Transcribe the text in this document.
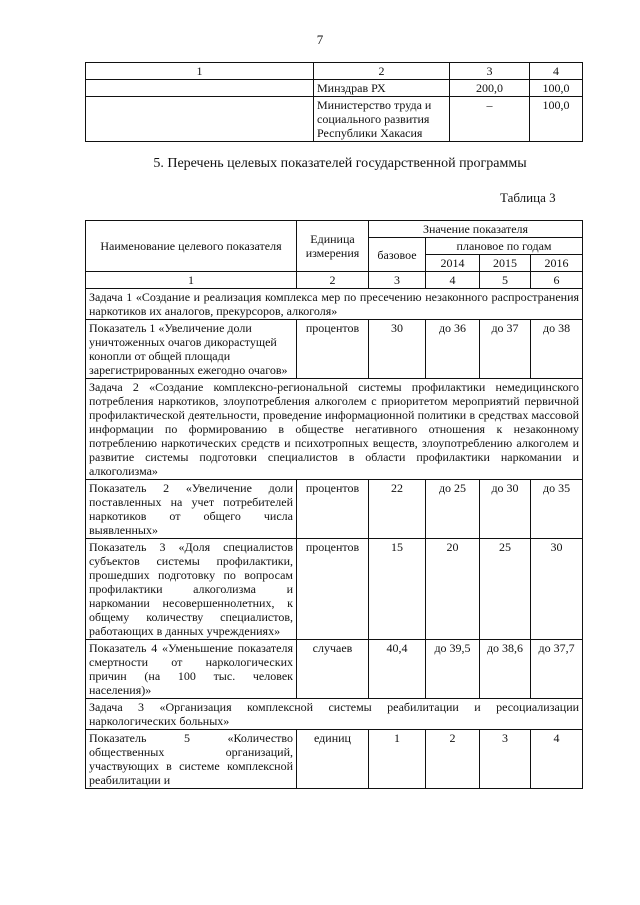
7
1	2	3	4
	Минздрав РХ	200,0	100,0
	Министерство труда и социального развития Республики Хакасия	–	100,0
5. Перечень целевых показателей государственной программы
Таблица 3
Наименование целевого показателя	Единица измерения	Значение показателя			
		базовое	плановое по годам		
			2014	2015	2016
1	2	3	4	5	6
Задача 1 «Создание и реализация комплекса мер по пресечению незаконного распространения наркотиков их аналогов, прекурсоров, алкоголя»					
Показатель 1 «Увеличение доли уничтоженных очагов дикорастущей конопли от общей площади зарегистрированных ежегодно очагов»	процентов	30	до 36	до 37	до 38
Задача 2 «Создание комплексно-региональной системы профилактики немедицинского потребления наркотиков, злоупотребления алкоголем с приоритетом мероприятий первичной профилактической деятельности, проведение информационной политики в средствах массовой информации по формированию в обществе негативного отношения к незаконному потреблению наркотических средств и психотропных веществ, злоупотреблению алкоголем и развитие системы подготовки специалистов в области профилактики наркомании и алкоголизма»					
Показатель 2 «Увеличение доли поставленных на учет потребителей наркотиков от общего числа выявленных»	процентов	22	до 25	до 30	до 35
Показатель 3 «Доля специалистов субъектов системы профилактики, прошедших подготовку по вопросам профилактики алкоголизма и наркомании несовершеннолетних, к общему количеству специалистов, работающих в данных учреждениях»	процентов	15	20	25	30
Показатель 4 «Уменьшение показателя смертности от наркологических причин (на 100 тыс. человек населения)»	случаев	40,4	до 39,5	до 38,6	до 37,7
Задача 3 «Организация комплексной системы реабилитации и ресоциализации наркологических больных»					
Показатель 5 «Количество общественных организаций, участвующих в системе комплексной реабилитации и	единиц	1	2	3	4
########################################
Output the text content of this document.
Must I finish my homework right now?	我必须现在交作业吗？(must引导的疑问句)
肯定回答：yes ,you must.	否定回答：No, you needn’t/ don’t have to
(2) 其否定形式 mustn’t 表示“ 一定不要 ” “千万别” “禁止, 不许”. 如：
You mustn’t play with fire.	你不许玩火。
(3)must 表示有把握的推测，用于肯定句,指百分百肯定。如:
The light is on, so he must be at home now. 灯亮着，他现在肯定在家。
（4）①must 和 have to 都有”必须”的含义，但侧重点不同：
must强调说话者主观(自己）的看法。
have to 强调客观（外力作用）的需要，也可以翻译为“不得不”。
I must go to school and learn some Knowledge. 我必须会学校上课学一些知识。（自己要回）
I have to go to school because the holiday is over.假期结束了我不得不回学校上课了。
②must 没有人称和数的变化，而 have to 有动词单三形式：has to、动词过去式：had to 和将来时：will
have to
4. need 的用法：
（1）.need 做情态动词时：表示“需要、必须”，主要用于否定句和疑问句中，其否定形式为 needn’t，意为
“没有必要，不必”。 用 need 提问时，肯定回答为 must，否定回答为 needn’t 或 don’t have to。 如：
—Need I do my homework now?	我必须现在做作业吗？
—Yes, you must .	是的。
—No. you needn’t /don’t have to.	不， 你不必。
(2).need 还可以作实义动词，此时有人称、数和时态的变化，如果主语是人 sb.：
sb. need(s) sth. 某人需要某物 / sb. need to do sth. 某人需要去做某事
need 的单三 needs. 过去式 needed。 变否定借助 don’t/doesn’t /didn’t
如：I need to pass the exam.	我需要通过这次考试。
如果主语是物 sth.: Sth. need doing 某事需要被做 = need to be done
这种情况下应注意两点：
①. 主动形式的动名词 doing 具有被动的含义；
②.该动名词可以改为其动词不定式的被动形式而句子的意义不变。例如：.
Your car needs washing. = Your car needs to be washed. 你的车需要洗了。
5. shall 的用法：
########################################
- [STATED TASK] Return every line in the listing that contains the word "doing".

- [SOLUTION]
如果主语是物 sth.: Sth. need doing 某事需要被做 = need to be done
①. 主动形式的动名词 doing 具有被动的含义；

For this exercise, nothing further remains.